I've finally revisited this issue. I switched to Tomcat (5.5.16) and
all is well, so it certainly appears as if this is a Jetty issue.
*sigh*
I'll look into whether there is a newer version of Jetty and if that
fixes this.
I did make some improvements to text encoding in my indexing process,
which is actually quite involved: RDF files, parsed by Java, some
pointers to URLs that get fetched via HttpClient, and then packaged
into a JDOM XML DOM, serialized to a String, and then sent to Solr
via HttpClient. Even if I had the wrong encoding somewhere along the
way, if a valid String is retrieved from a Lucene Field it should be
serializable again, at least I'm assuming so - so it is at least
reassuring that the bug is in Jetty and not in my complicated process.

============================================================

* REQUEST 1
Answer these questions from the forum post about the Jetty encoding issue:
(a) Which server, and which version, did the writer switch to?
(b) What does the writer plan to look into next?
(c) What is used to send the serialized String to Solr?
* REQUEST 2
Summarize the forum post about the Jetty encoding issue in two sentences.
* REQUEST 3
Pick up the forum post about the Jetty encoding issue after its last sentence and keep writing it.
The rows come from a different source than the forum post.

============================================================

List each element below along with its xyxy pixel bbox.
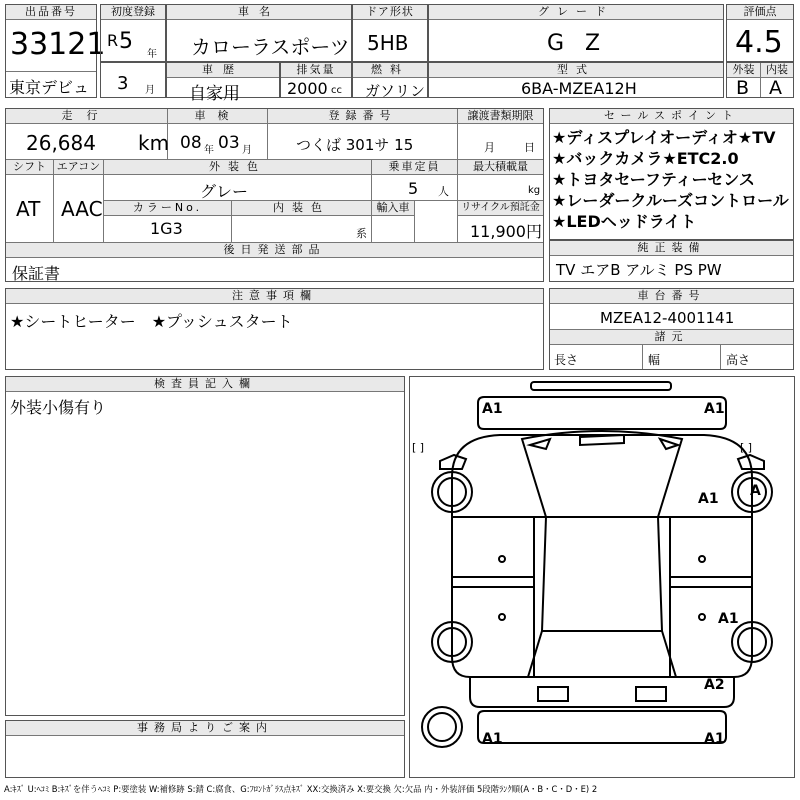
door-box [352, 4, 428, 62]
model: 6BA-MZEA12H [521, 79, 637, 98]
year-value: 5 [119, 29, 133, 54]
notes-box [5, 288, 544, 370]
color-no-label: カラーNo. [104, 201, 231, 216]
ac: AAC [61, 197, 103, 221]
grade-label: グレード [429, 5, 723, 20]
equipment-label: 純正装備 [550, 241, 793, 256]
month-value: 3 [117, 73, 129, 94]
mileage-label: 走行 [6, 109, 167, 124]
inspection-year-unit: 年 [204, 145, 214, 156]
equipment: TV エアB アルミ PS PW [556, 261, 722, 279]
inspection-year: 08 [180, 133, 202, 153]
month-unit: 月 [145, 85, 155, 96]
damage-mark: A1 [718, 611, 739, 627]
capacity: 5 [408, 179, 419, 198]
model-box [428, 62, 724, 98]
fuel-label: 燃料 [353, 63, 427, 78]
recycle-label: リサイクル預託金 [457, 201, 543, 216]
int-color-label: 内装色 [231, 201, 371, 216]
sales-point: ★レーダークルーズコントロール [552, 191, 789, 210]
door-type: 5HB [367, 31, 409, 55]
sales-point: ★バックカメラ★ETC2.0 [552, 149, 739, 168]
damage-mark: A1 [704, 401, 725, 417]
damage-mark: A1 [482, 731, 503, 747]
car-name-label: 車名 [167, 5, 351, 20]
sales-point: ★トヨタセーフティーセンス [552, 170, 755, 189]
score: 4.5 [735, 25, 783, 60]
score-box [726, 4, 794, 62]
fuel: ガソリン [365, 82, 426, 100]
specs-box [5, 108, 544, 282]
disp-label: 排気量 [281, 63, 351, 78]
ext-grade: B [736, 77, 750, 99]
dims-label: 諸元 [550, 330, 793, 345]
bracket-right: [ ] [740, 441, 753, 454]
inspector-note: 外装小傷有り [10, 398, 107, 417]
notes-label: 注意事項欄 [6, 289, 543, 304]
recycle: 11,900円 [470, 222, 542, 241]
int-grade: A [769, 77, 782, 99]
year-unit: 年 [147, 49, 157, 60]
lot-label: 出品番号 [6, 5, 96, 20]
car-diagram [409, 376, 795, 778]
damage-mark: A1 [698, 491, 719, 507]
disp-unit: cc [331, 85, 342, 96]
plate: つくば 301サ 15 [296, 136, 414, 154]
first-reg-label: 初度登録 [101, 5, 165, 20]
inspection-month: 03 [218, 133, 240, 153]
lot-number: 33121 [10, 27, 106, 62]
damage-mark: A1 [482, 401, 503, 417]
height-label: 高さ [726, 353, 751, 367]
capacity-unit: 人 [438, 185, 449, 198]
inspector-label: 検査員記入欄 [6, 377, 404, 392]
plate-label: 登録番号 [267, 109, 457, 124]
era: R [107, 31, 119, 50]
grade: G Z [547, 31, 601, 56]
debut-label: 東京デビュ [9, 78, 90, 97]
inspector-box [5, 376, 405, 716]
lot-box [5, 4, 106, 98]
color-label: 外装色 [104, 160, 371, 175]
score-label: 評価点 [727, 5, 793, 20]
notes: ★シートヒーター ★プッシュスタート [10, 312, 293, 331]
load-unit: kg [528, 185, 541, 196]
capacity-label: 乗車定員 [371, 160, 457, 175]
color: グレー [200, 182, 249, 201]
model-label: 型式 [429, 63, 723, 78]
mileage: 26,684 [26, 131, 96, 155]
first-registration-box [100, 4, 166, 62]
damage-mark: A [750, 483, 761, 499]
transfer-label: 譲渡書類期限 [457, 109, 543, 124]
car-outline [410, 377, 794, 777]
displacement-box [280, 62, 352, 98]
month-box [100, 62, 166, 98]
transfer-day-unit: 日 [524, 141, 535, 154]
equipment-box [549, 240, 794, 282]
office-label: 事務局よりご案内 [6, 721, 404, 736]
chassis-number: MZEA12-4001141 [600, 309, 735, 327]
ac-label: エアコン [53, 160, 103, 175]
later-parts: 保証書 [12, 264, 61, 283]
sales-points-box [549, 108, 794, 240]
shift-label: シフト [6, 160, 53, 175]
sales-point: ★LEDヘッドライト [552, 212, 697, 231]
later-parts-label: 後日発送部品 [6, 243, 543, 258]
legend: A:ｷｽﾞ U:ﾍｺﾐ B:ｷｽﾞを伴うﾍｺﾐ P:要塗装 W:補修跡 S:錆 C:腐食、G:ﾌﾛﾝﾄｶﾞﾗｽ点ｷｽﾞ XX:交換済み X:要交換 欠:欠品 内・外装評価 5段階ﾗﾝｸ順(A・B・C・D・E) 2 [4, 784, 598, 794]
car-name-box [166, 4, 352, 62]
ext-label: 外装 [727, 63, 760, 78]
damage-mark: A1 [704, 731, 725, 747]
color-no: 1G3 [150, 219, 183, 238]
int-color-unit: 系 [356, 227, 367, 240]
bracket-left: [ ] [412, 441, 425, 454]
door-label: ドア形状 [353, 5, 427, 20]
chassis-label: 車台番号 [550, 289, 793, 304]
length-label: 長さ [554, 353, 579, 367]
width-label: 幅 [648, 353, 661, 367]
inspection-month-unit: 月 [242, 145, 252, 156]
car-name: カローラスポーツ [191, 35, 350, 59]
ext-int-box [726, 62, 794, 98]
history: 自家用 [189, 84, 240, 104]
mileage-unit: km [138, 131, 170, 155]
displacement: 2000 [287, 79, 328, 98]
history-label: 車歴 [167, 63, 279, 78]
transfer-month-unit: 月 [484, 141, 495, 154]
sales-points-label: セールスポイント [550, 109, 793, 124]
load-label: 最大積載量 [457, 160, 543, 175]
int-label: 内装 [760, 63, 793, 78]
chassis-box [549, 288, 794, 370]
shift: AT [16, 197, 41, 221]
damage-mark: A2 [704, 677, 725, 693]
grade-box [428, 4, 724, 62]
import-label: 輸入車 [371, 201, 414, 216]
history-box [166, 62, 280, 104]
sales-point: ★ディスプレイオーディオ★TV [552, 128, 776, 147]
inspection-label: 車検 [167, 109, 267, 124]
office-box [5, 720, 405, 778]
fuel-box [352, 62, 428, 98]
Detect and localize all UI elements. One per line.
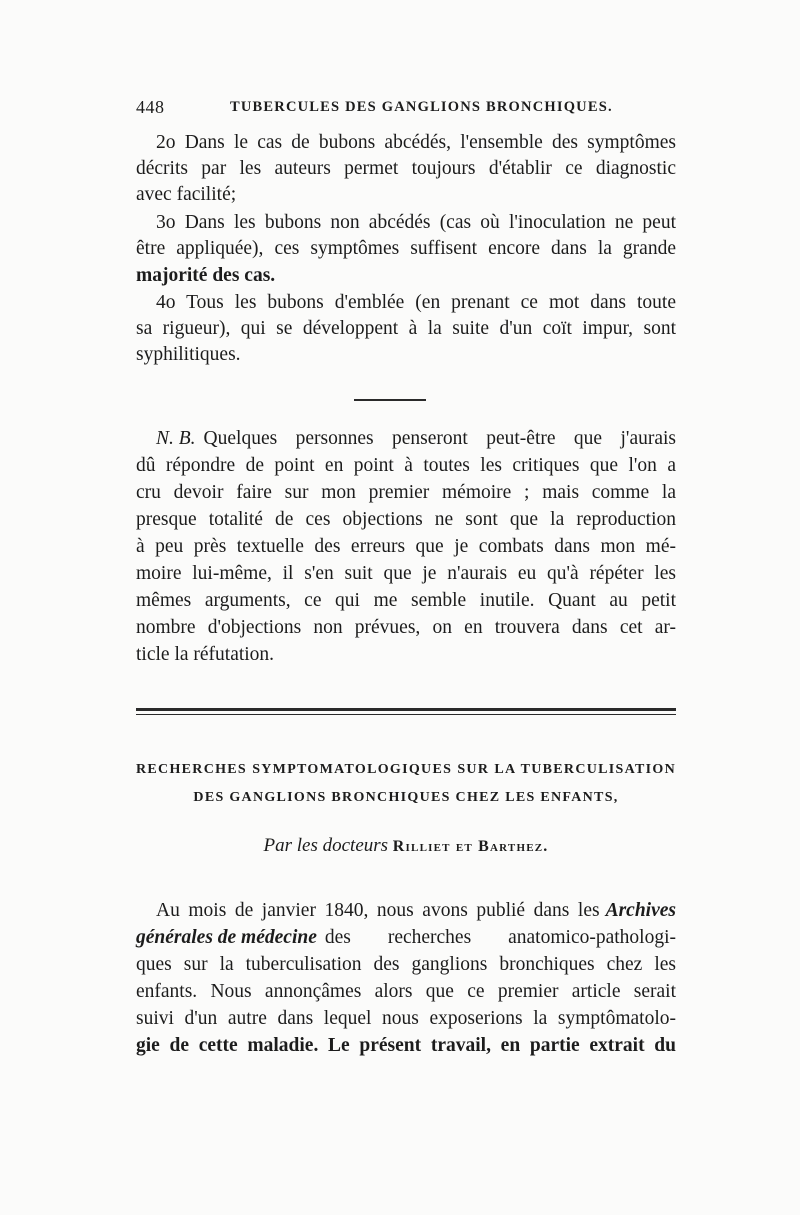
section-rule: [354, 399, 426, 401]
note-line: moire lui-même, il s'en suit que je n'aurais eu qu'à répéter les: [136, 563, 676, 584]
conclusion-line: 2o Dans le cas de bubons abcédés, l'ensemble des symptômes: [156, 132, 676, 153]
body-line: ques sur la tuberculisation des ganglions bronchiques chez les: [136, 954, 676, 975]
conclusion-line: 4o Tous les bubons d'emblée (en prenant ce mot dans toute: [156, 292, 676, 313]
article-title-line-2: DES GANGLIONS BRONCHIQUES CHEZ LES ENFANTS,: [193, 790, 619, 805]
byline-lead: Par les docteurs: [263, 835, 389, 856]
note-line: ticle la réfutation.: [136, 644, 275, 665]
note-line: nombre d'objections non prévues, on en trouvera dans cet ar-: [136, 617, 676, 638]
body-line: enfants. Nous annonçâmes alors que ce premier article serait: [136, 981, 676, 1002]
page-number: 448: [136, 97, 165, 117]
body-line: gie de cette maladie. Le présent travail, en partie extrait du: [136, 1035, 676, 1056]
note-first-line: [156, 426, 676, 452]
note-line: dû répondre de point en point à toutes les critiques que l'on a: [136, 455, 676, 476]
article-divider-thin: [136, 714, 676, 715]
note-line: mêmes arguments, ce qui me semble inutile. Quant au petit: [136, 590, 676, 611]
article-byline: [136, 835, 676, 857]
note-line: presque totalité de ces objections ne sont que la reproduction: [136, 509, 676, 530]
running-head: [136, 97, 676, 121]
body-line: [156, 898, 676, 924]
body-text: Au mois de janvier 1840, nous avons publié dans les: [156, 900, 600, 921]
conclusion-line: être appliquée), ces symptômes suffisent encore dans la grande: [136, 238, 676, 259]
note-line: cru devoir faire sur mon premier mémoire ; mais comme la: [136, 482, 676, 503]
note-label: N. B.: [156, 428, 196, 449]
article-title-line-1: RECHERCHES SYMPTOMATOLOGIQUES SUR LA TUBERCULISATION: [136, 762, 676, 777]
note-line: Quelques personnes penseront peut-être que j'aurais: [203, 428, 676, 449]
body-line: [136, 925, 676, 951]
journal-title-cont: générales de médecine: [136, 927, 317, 948]
conclusion-line: décrits par les auteurs permet toujours d'établir ce diagnostic: [136, 158, 676, 179]
article-divider-thick: [136, 708, 676, 711]
note-line: à peu près textuelle des erreurs que je combats dans mon mé-: [136, 536, 676, 557]
body-line: suivi d'un autre dans lequel nous exposerions la symptômatolo-: [136, 1008, 676, 1029]
conclusion-line: avec facilité;: [136, 184, 237, 205]
conclusion-line: sa rigueur), qui se développent à la suite d'un coït impur, sont: [136, 318, 676, 339]
running-title: TUBERCULES DES GANGLIONS BRONCHIQUES.: [230, 99, 613, 115]
body-text: des recherches anatomico-pathologi-: [324, 927, 676, 948]
byline-authors: Rilliet et Barthez.: [392, 838, 549, 855]
journal-title: Archives: [605, 900, 676, 921]
conclusion-line: majorité des cas.: [136, 265, 276, 286]
conclusion-line: syphilitiques.: [136, 344, 241, 365]
conclusion-line: 3o Dans les bubons non abcédés (cas où l'inoculation ne peut: [156, 212, 676, 233]
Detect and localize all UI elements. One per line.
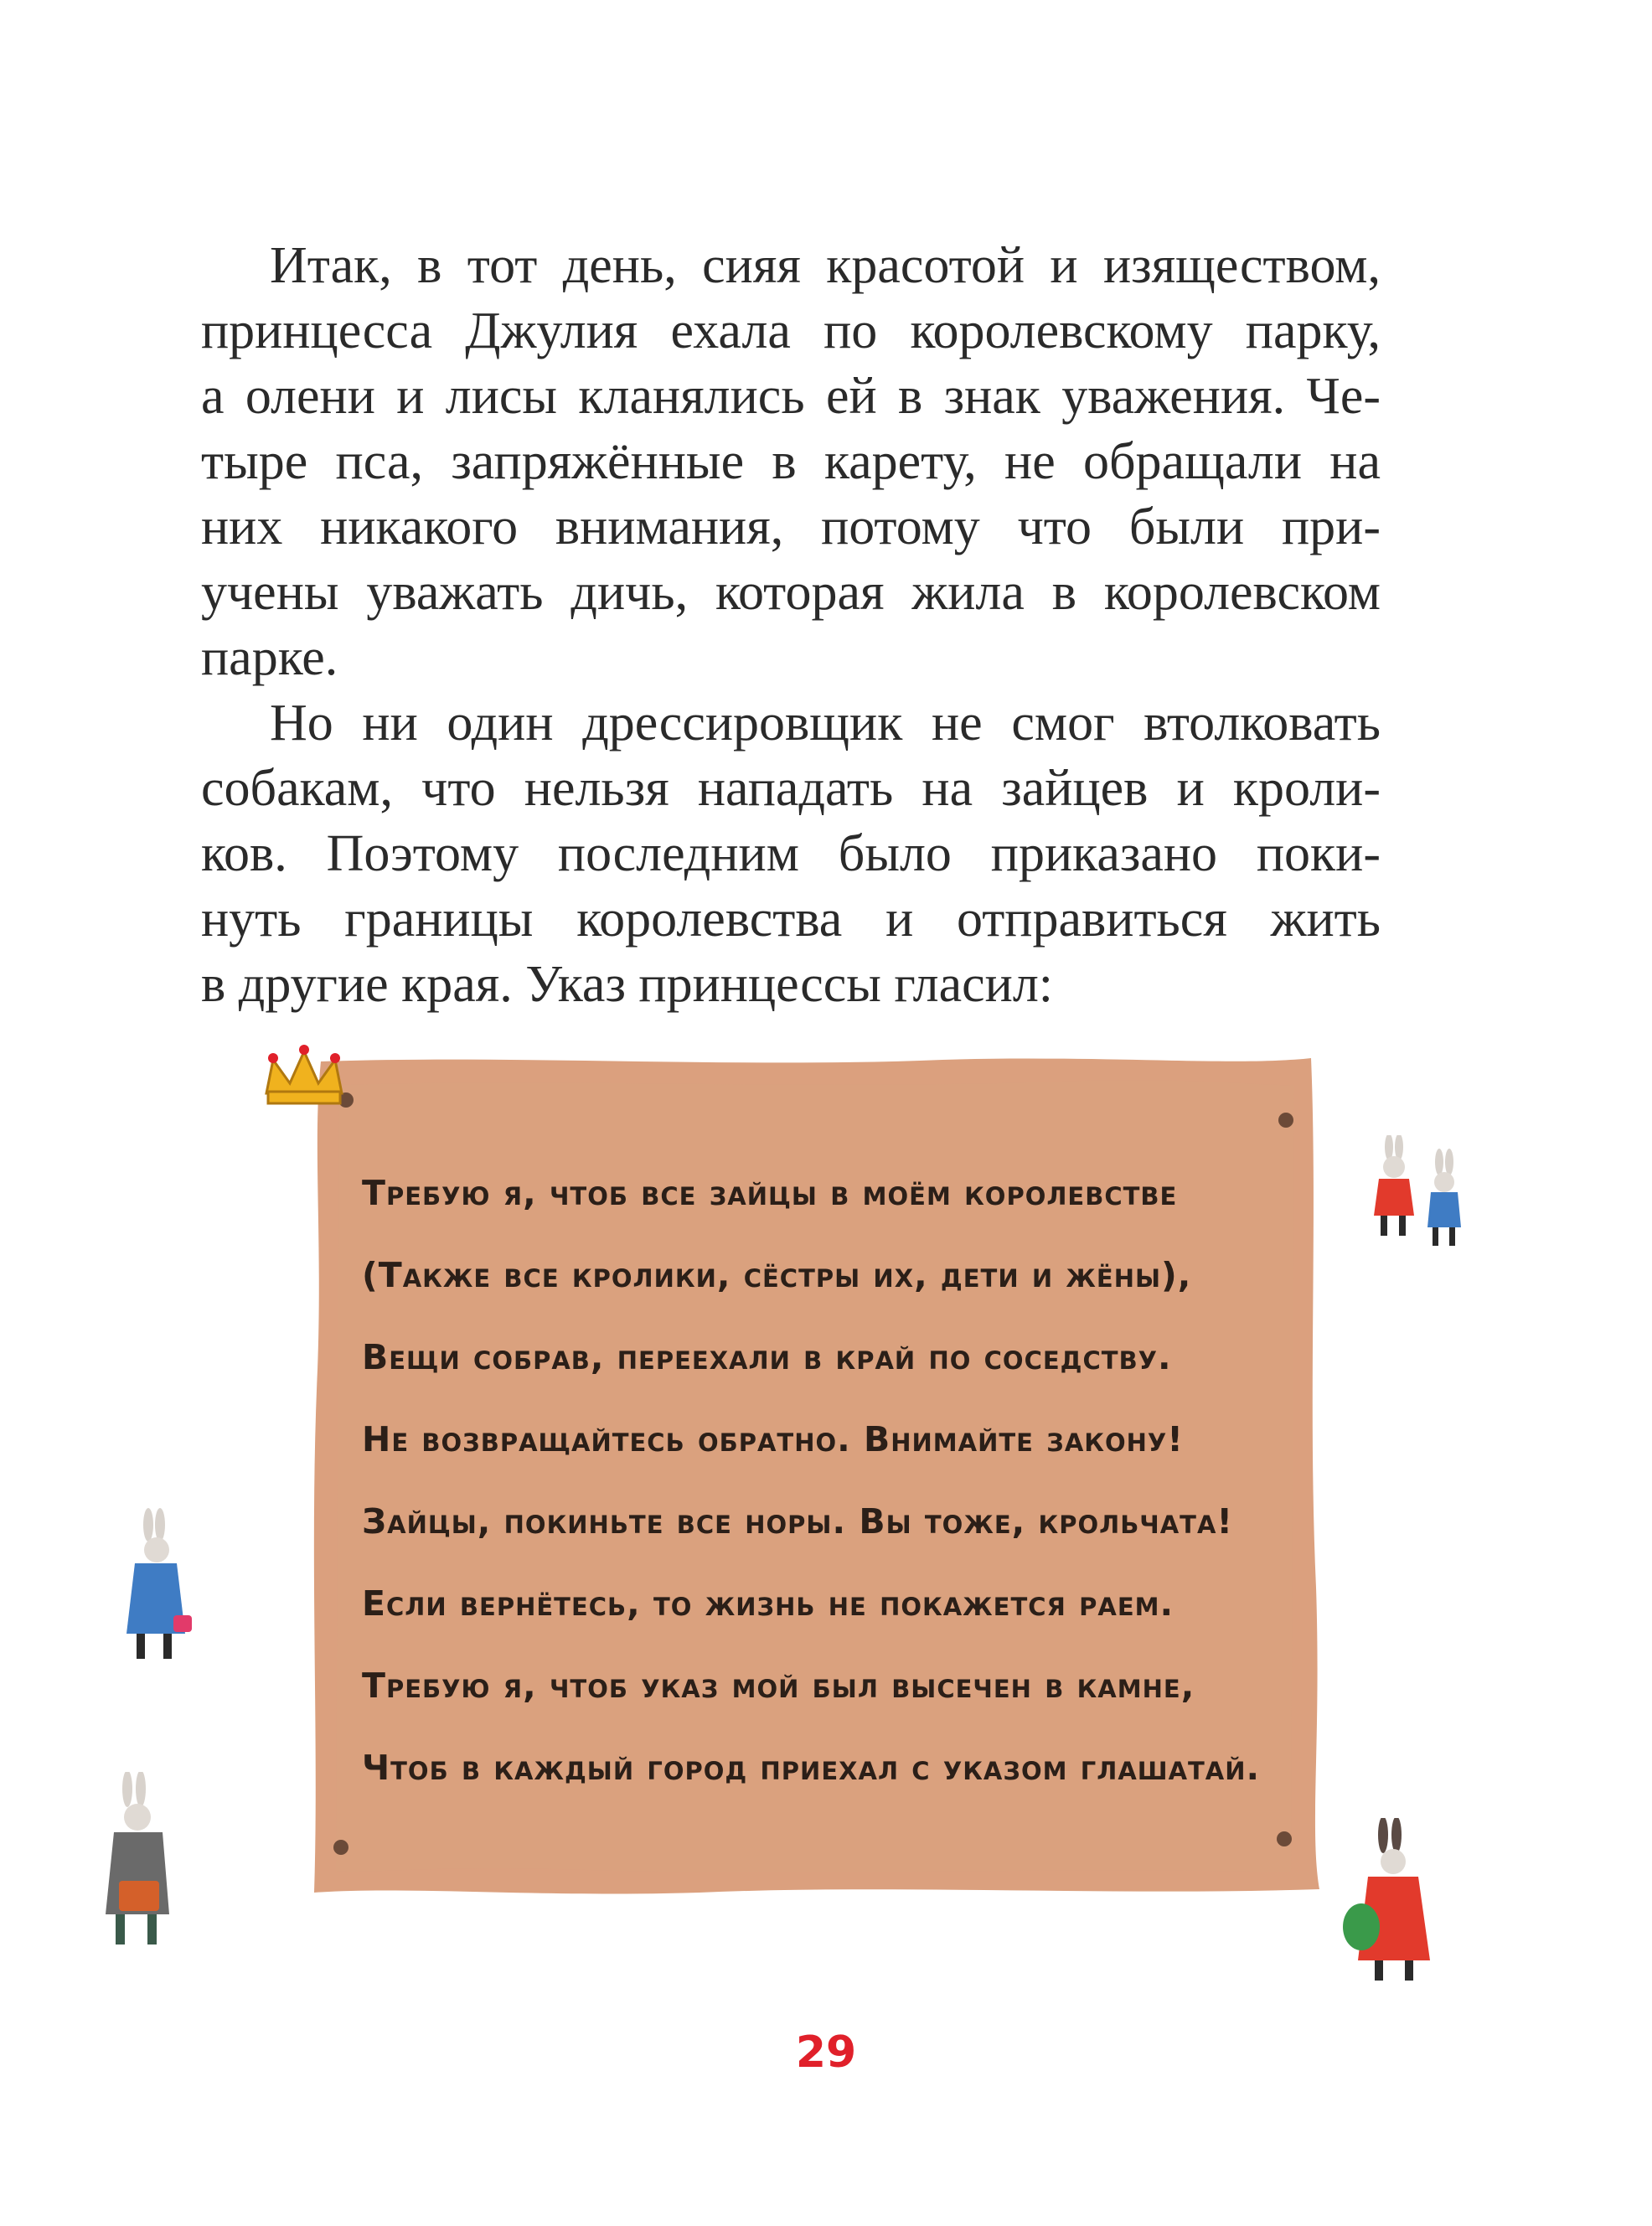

============================================================

* EXERCISE RESULT 1
(a) Tomcat, version 5.5.16.
(b) Whether there is a newer version of Jetty and whether it fixes the issue.
(c) HttpClient.

* EXERCISE RESULT 2
After switching to Tomcat 5.5.16, the writer found everything worked, which suggests the problem lies in Jetty, and plans to check whether a newer Jetty version fixes it. Although the writer's indexing process is involved and has had some text encoding improvements, a valid String taken from a Lucene Field should be serializable again, so it is reassuring that the bug is in Jetty rather than in that process.

* EXERCISE RESULT 3
Erik
On Apr 12, 2006, at 10:24 AM, Yonik Seeley wrote:
On 4/12/06, Chris Hostetter <[EMAIL PROTECTED]> wrote:
: > The weird thing is that the last Solr line in the trace is
: > org.apache.solr.util.XML.escapeCharData(XML.java:100)
: >
: > 99 if (start==0) {
: > 100 out.write(str);
Thanks, I had missed that. I just verified that line 100 is the same
in both versions of the file, so the most likely explanation is a
corrupt string (the string might end in the first char of a multi char
character) that triggers the exception in Sun's UTF-8 encoder.
So the question then is, how did this bad string come about?
Chris' guess about a bad charset somewhere is probably right.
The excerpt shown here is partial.